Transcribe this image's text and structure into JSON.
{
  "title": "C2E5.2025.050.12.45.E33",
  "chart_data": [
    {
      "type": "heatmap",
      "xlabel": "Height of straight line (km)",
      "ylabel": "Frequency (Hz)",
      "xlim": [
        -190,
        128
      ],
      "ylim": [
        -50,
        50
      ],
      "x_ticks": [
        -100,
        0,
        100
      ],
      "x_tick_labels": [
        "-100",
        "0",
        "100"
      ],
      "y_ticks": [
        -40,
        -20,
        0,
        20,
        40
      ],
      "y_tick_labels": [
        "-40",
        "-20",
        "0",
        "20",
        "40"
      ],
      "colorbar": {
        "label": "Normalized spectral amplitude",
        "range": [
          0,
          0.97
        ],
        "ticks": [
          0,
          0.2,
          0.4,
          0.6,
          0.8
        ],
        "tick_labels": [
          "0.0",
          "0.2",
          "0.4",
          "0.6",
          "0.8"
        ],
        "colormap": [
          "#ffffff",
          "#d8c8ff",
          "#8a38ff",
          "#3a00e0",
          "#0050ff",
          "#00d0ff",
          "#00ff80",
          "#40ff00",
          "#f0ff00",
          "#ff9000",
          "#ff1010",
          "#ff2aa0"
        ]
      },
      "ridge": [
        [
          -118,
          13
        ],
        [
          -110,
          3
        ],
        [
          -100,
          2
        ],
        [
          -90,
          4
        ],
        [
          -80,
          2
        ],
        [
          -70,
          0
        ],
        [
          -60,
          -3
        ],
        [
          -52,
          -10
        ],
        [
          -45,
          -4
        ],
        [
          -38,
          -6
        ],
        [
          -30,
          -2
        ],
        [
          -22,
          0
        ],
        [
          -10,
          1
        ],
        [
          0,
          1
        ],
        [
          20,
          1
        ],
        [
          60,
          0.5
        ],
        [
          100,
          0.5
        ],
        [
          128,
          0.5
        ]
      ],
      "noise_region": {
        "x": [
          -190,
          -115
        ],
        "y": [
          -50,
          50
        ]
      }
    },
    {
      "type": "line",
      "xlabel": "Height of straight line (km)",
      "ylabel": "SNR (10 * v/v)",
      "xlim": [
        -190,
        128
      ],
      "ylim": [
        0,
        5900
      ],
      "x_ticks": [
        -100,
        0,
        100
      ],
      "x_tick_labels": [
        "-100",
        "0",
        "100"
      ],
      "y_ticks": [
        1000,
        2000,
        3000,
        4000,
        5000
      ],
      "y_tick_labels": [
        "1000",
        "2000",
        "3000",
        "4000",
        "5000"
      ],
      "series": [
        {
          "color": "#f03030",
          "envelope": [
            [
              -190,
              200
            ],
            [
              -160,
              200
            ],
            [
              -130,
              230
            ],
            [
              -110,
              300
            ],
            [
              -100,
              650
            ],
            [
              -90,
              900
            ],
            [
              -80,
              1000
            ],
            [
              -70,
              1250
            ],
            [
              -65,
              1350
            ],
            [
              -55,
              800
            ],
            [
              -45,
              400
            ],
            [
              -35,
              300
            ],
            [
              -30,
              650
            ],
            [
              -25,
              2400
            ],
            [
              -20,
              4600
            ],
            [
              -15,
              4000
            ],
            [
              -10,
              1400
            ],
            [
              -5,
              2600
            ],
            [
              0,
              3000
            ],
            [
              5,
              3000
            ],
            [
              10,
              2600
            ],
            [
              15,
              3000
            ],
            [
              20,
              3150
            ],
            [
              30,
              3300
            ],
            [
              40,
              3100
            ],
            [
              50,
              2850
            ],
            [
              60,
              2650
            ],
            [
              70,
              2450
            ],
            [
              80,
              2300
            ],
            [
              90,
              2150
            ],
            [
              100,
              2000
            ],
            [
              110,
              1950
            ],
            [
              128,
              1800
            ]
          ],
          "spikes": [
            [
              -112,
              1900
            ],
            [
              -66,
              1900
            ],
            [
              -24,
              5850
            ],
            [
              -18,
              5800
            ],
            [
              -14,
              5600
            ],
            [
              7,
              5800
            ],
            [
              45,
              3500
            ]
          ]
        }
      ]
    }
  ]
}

########

*What is expected*
Quote the material exactly, leaving nothing out.

*Task output*
Transcribe this image's text and structure into JSON.
{
  "title": "C2E5.2025.050.12.45.E33",
  "chart_data": [
    {
      "type": "heatmap",
      "xlabel": "Height of straight line (km)",
      "ylabel": "Frequency (Hz)",
      "xlim": [
        -190,
        128
      ],
      "ylim": [
        -50,
        50
      ],
      "x_ticks": [
        -100,
        0,
        100
      ],
      "x_tick_labels": [
        "-100",
        "0",
        "100"
      ],
      "y_ticks": [
        -40,
        -20,
        0,
        20,
        40
      ],
      "y_tick_labels": [
        "-40",
        "-20",
        "0",
        "20",
        "40"
      ],
      "colorbar": {
        "label": "Normalized spectral amplitude",
        "range": [
          0,
          0.97
        ],
        "ticks": [
          0,
          0.2,
          0.4,
          0.6,
          0.8
        ],
        "tick_labels": [
          "0.0",
          "0.2",
          "0.4",
          "0.6",
          "0.8"
        ],
        "colormap": [
          "#ffffff",
          "#d8c8ff",
          "#8a38ff",
          "#3a00e0",
          "#0050ff",
          "#00d0ff",
          "#00ff80",
          "#40ff00",
          "#f0ff00",
          "#ff9000",
          "#ff1010",
          "#ff2aa0"
        ]
      },
      "ridge": [
        [
          -118,
          13
        ],
        [
          -110,
          3
        ],
        [
          -100,
          2
        ],
        [
          -90,
          4
        ],
        [
          -80,
          2
        ],
        [
          -70,
          0
        ],
        [
          -60,
          -3
        ],
        [
          -52,
          -10
        ],
        [
          -45,
          -4
        ],
        [
          -38,
          -6
        ],
        [
          -30,
          -2
        ],
        [
          -22,
          0
        ],
        [
          -10,
          1
        ],
        [
          0,
          1
        ],
        [
          20,
          1
        ],
        [
          60,
          0.5
        ],
        [
          100,
          0.5
        ],
        [
          128,
          0.5
        ]
      ],
      "noise_region": {
        "x": [
          -190,
          -115
        ],
        "y": [
          -50,
          50
        ]
      }
    },
    {
      "type": "line",
      "xlabel": "Height of straight line (km)",
      "ylabel": "SNR (10 * v/v)",
      "xlim": [
        -190,
        128
      ],
      "ylim": [
        0,
        5900
      ],
      "x_ticks": [
        -100,
        0,
        100
      ],
      "x_tick_labels": [
        "-100",
        "0",
        "100"
      ],
      "y_ticks": [
        1000,
        2000,
        3000,
        4000,
        5000
      ],
      "y_tick_labels": [
        "1000",
        "2000",
        "3000",
        "4000",
        "5000"
      ],
      "series": [
        {
          "color": "#f03030",
          "envelope": [
            [
              -190,
              200
            ],
            [
              -160,
              200
            ],
            [
              -130,
              230
            ],
            [
              -110,
              300
            ],
            [
              -100,
              650
            ],
            [
              -90,
              900
            ],
            [
              -80,
              1000
            ],
            [
              -70,
              1250
            ],
            [
              -65,
              1350
            ],
            [
              -55,
              800
            ],
            [
              -45,
              400
            ],
            [
              -35,
              300
            ],
            [
              -30,
              650
            ],
            [
              -25,
              2400
            ],
            [
              -20,
              4600
            ],
            [
              -15,
              4000
            ],
            [
              -10,
              1400
            ],
            [
              -5,
              2600
            ],
            [
              0,
              3000
            ],
            [
              5,
              3000
            ],
            [
              10,
              2600
            ],
            [
              15,
              3000
            ],
            [
              20,
              3150
            ],
            [
              30,
              3300
            ],
            [
              40,
              3100
            ],
            [
              50,
              2850
            ],
            [
              60,
              2650
            ],
            [
              70,
              2450
            ],
            [
              80,
              2300
            ],
            [
              90,
              2150
            ],
            [
              100,
              2000
            ],
            [
              110,
              1950
            ],
            [
              128,
              1800
            ]
          ],
          "spikes": [
            [
              -112,
              1900
            ],
            [
              -66,
              1900
            ],
            [
              -24,
              5850
            ],
            [
              -18,
              5800
            ],
            [
              -14,
              5600
            ],
            [
              7,
              5800
            ],
            [
              45,
              3500
            ]
          ]
        }
      ]
    }
  ]
}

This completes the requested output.